Part of a data file:

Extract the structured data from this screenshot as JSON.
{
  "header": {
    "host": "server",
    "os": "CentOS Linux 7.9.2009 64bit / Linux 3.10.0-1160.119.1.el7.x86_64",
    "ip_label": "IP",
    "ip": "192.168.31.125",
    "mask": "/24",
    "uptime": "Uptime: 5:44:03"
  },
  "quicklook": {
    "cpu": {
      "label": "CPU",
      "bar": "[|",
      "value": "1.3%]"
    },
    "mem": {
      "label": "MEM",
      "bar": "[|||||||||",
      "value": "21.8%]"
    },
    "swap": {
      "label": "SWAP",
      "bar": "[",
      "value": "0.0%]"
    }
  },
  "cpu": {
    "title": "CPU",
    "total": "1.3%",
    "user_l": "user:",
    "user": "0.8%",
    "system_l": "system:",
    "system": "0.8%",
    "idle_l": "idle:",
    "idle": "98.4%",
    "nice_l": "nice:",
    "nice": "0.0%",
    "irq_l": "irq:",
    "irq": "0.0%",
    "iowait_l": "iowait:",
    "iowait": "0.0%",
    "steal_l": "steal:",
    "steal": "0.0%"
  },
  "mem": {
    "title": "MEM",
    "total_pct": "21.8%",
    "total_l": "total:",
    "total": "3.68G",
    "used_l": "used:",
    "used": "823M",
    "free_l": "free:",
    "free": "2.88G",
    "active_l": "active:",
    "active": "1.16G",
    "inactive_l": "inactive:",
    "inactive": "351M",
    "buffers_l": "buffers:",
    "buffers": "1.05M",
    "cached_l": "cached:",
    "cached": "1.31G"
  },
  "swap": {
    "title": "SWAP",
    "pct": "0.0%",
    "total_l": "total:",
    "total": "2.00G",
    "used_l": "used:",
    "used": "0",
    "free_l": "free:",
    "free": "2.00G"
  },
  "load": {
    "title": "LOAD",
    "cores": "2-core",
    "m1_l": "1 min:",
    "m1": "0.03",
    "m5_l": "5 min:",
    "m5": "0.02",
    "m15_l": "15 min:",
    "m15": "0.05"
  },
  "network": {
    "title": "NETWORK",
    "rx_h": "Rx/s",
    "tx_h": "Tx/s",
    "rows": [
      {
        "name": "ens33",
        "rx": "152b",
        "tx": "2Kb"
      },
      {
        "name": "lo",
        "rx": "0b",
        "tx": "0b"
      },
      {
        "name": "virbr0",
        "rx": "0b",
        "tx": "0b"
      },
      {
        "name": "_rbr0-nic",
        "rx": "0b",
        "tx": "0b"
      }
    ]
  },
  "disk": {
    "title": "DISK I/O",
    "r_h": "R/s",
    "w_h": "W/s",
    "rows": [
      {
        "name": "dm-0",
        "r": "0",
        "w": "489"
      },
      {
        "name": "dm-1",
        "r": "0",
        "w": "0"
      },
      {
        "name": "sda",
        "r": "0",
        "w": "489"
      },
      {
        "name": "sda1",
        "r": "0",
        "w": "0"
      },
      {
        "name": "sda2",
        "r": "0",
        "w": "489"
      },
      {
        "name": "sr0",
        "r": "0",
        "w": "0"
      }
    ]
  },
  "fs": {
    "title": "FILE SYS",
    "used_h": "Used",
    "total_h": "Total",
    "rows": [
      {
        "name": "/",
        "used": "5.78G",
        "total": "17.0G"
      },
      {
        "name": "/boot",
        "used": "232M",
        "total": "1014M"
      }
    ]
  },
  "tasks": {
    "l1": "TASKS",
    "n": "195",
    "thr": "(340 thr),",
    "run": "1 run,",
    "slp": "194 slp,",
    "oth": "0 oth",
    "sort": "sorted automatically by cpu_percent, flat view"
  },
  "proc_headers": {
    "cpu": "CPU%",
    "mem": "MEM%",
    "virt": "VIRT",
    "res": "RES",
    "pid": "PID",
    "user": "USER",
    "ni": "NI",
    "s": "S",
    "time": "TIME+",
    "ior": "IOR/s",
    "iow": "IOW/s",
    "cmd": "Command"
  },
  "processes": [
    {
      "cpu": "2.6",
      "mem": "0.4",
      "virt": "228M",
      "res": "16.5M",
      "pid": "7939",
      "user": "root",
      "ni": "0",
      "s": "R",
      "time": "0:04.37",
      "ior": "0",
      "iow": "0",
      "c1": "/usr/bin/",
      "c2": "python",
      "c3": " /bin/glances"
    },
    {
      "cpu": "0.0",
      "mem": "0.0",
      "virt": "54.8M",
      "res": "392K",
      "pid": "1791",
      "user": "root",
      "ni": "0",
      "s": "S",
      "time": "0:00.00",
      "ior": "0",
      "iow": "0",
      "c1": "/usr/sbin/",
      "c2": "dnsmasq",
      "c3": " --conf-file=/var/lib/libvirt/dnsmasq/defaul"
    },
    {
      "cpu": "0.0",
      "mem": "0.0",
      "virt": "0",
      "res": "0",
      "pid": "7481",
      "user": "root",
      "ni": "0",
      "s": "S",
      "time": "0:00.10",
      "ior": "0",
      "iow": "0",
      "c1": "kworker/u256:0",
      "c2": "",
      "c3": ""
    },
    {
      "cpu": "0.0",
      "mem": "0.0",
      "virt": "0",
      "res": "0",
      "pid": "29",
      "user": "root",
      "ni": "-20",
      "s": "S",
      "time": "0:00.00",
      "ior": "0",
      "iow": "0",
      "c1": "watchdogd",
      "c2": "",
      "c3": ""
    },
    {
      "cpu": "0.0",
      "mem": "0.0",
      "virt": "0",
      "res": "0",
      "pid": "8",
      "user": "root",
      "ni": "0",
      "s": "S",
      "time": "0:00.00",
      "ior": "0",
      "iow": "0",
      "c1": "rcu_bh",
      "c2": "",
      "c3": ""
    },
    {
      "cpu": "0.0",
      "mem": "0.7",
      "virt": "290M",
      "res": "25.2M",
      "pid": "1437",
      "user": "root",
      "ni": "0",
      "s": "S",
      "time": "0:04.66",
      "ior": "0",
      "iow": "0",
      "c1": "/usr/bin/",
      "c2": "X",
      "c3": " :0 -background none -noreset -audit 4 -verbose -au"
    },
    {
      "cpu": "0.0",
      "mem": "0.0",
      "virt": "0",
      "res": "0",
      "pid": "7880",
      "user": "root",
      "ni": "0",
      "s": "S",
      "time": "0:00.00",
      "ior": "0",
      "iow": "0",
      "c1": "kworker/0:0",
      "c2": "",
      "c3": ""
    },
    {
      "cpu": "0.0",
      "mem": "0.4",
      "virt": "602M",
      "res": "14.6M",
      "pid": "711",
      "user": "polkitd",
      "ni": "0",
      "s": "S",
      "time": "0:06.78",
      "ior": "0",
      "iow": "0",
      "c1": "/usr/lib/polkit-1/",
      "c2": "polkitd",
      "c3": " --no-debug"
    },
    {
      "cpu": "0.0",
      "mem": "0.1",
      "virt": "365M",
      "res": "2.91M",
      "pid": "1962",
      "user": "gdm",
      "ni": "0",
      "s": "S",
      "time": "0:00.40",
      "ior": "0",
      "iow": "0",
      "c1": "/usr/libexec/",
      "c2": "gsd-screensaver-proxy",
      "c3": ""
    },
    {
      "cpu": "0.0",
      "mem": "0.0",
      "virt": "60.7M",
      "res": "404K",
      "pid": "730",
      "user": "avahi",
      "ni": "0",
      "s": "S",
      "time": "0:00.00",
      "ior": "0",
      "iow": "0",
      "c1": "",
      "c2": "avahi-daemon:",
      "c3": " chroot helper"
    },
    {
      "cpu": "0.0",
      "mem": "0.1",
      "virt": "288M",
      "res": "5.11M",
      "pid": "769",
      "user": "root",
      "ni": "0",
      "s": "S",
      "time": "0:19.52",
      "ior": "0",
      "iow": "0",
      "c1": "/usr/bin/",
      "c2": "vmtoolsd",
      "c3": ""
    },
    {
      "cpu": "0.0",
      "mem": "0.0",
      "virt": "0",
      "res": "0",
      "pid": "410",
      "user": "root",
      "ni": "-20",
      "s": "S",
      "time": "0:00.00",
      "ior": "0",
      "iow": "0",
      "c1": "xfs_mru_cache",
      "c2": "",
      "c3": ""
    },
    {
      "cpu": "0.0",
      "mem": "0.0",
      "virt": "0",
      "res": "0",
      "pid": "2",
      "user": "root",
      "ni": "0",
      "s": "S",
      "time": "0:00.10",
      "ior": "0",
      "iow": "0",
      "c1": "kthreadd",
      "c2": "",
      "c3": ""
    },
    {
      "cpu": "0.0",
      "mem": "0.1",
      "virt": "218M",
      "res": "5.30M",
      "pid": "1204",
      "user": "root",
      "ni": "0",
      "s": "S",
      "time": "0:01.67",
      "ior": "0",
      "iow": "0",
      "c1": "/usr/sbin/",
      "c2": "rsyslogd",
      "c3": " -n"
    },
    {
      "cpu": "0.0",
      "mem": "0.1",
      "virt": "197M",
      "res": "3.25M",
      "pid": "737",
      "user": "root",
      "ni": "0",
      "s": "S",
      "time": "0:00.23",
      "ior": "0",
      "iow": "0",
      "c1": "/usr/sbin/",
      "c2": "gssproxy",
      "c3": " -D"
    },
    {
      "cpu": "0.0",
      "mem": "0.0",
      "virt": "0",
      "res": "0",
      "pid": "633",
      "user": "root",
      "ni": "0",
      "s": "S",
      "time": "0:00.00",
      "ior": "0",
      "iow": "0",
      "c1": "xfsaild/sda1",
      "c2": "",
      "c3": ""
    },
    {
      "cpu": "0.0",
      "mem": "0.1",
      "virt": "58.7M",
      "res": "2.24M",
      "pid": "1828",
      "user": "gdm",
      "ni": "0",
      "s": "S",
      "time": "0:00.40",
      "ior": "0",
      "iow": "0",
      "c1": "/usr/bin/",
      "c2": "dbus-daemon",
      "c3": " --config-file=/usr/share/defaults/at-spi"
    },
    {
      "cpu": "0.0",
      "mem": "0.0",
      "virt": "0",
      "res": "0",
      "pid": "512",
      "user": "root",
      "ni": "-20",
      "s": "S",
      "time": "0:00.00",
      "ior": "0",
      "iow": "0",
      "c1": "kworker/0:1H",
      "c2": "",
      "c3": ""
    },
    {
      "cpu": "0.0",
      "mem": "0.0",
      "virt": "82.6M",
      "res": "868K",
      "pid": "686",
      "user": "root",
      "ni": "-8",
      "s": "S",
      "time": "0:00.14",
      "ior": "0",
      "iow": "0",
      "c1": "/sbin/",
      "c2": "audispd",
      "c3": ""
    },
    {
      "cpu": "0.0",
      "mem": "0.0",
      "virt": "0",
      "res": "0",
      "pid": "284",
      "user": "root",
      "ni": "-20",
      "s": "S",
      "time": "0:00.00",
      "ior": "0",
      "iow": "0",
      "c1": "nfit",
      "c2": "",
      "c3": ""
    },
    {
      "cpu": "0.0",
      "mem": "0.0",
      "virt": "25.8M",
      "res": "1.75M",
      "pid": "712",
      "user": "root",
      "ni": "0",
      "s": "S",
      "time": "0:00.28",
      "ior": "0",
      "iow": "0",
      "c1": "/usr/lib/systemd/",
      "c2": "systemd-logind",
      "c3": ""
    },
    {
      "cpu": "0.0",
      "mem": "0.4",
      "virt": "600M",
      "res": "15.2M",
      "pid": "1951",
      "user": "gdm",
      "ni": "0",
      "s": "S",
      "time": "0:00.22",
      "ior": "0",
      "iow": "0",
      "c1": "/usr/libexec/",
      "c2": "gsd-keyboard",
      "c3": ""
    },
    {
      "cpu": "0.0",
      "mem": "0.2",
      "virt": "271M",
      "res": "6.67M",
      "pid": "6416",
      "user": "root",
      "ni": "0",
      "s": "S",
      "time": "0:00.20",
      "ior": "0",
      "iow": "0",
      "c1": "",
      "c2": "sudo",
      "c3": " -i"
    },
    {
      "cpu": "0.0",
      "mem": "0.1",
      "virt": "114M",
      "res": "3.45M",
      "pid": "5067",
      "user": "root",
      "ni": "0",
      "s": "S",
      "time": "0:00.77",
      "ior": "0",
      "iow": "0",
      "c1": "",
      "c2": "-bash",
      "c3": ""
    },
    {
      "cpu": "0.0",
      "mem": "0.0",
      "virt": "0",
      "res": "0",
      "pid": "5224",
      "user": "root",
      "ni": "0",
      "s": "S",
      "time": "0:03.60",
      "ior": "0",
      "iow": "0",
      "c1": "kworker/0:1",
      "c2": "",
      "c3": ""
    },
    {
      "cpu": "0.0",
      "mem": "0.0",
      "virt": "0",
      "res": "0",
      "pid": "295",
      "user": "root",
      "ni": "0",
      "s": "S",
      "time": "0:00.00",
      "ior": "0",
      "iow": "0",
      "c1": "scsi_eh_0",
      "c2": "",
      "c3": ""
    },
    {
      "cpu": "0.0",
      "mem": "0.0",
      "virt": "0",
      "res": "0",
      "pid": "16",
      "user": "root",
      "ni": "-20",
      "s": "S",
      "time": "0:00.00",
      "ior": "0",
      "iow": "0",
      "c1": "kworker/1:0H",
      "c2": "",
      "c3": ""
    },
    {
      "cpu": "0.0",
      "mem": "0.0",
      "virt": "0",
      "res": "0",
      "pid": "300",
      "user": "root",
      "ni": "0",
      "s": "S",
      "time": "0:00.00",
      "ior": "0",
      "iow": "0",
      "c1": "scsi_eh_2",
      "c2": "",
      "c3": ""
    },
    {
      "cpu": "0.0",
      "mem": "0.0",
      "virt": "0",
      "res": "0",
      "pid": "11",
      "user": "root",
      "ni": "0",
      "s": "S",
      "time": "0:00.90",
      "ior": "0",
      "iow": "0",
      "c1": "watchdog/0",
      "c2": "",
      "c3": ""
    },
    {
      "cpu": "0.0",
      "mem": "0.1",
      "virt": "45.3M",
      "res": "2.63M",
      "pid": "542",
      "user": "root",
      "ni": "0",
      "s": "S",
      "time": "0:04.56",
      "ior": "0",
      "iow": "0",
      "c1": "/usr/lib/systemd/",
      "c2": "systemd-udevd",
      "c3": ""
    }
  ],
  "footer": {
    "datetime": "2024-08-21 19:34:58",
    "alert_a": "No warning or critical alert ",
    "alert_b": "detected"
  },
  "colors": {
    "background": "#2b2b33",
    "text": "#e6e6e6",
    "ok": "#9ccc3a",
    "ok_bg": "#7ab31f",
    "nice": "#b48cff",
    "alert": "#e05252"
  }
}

GOAL OF THE EXERCISE |
From the listing, copy each line containing the word "systemd".

RESPONSE BELOW |
      "c1": "/usr/lib/systemd/",
      "c2": "systemd-logind",
      "c1": "/usr/lib/systemd/",
      "c2": "systemd-udevd",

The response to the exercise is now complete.